__Records supplied__
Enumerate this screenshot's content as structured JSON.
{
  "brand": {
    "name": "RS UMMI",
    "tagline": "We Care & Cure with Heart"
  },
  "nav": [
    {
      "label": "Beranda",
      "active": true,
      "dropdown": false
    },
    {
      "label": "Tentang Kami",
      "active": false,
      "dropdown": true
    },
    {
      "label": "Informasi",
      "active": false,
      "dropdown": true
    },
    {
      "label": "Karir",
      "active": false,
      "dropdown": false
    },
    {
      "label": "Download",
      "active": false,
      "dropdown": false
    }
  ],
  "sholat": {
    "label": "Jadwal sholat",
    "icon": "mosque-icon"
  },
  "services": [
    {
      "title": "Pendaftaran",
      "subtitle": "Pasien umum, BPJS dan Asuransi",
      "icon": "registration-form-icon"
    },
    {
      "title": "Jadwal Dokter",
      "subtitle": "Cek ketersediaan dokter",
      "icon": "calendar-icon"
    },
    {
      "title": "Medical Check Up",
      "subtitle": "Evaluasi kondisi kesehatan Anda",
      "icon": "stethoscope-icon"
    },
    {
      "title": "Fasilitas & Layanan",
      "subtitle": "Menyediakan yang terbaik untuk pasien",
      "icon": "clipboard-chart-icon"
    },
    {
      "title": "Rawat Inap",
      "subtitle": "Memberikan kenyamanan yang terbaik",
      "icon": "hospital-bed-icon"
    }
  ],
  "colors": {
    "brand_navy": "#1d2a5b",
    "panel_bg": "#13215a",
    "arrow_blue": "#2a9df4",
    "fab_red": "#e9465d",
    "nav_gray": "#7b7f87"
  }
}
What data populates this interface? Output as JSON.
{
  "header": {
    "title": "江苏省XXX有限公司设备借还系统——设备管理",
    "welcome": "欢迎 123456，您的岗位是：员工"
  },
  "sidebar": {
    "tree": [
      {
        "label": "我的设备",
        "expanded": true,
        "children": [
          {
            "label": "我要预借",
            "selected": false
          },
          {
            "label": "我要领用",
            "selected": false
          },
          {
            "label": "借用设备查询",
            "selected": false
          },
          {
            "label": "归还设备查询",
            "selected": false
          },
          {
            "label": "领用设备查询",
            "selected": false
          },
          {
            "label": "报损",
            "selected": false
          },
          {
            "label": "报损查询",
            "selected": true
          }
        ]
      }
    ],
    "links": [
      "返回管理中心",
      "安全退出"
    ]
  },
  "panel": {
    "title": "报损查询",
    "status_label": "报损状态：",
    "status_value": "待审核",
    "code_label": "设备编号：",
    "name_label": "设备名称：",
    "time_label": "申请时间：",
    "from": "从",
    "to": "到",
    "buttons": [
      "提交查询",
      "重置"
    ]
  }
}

__The problem__
Retype nothing except the lines from the line holding "What data populates" through the last line of the entries, both included.

__Full answer__
What data populates this interface? Output as JSON.
{
  "header": {
    "title": "江苏省XXX有限公司设备借还系统——设备管理",
    "welcome": "欢迎 123456，您的岗位是：员工"
  },
  "sidebar": {
    "tree": [
      {
        "label": "我的设备",
        "expanded": true,
        "children": [
          {
            "label": "我要预借",
            "selected": false
          },
          {
            "label": "我要领用",
            "selected": false
          },
          {
            "label": "借用设备查询",
            "selected": false
          },
          {
            "label": "归还设备查询",
            "selected": false
          },
          {
            "label": "领用设备查询",
            "selected": false
          },
          {
            "label": "报损",
            "selected": false
          },
          {
            "label": "报损查询",
            "selected": true
          }
        ]
      }
    ],
    "links": [
      "返回管理中心",
      "安全退出"
    ]
  },
  "panel": {
    "title": "报损查询",
    "status_label": "报损状态：",
    "status_value": "待审核",
    "code_label": "设备编号：",
    "name_label": "设备名称：",
    "time_label": "申请时间：",
    "from": "从",
    "to": "到",
    "buttons": [
      "提交查询",
      "重置"
    ]
  }
}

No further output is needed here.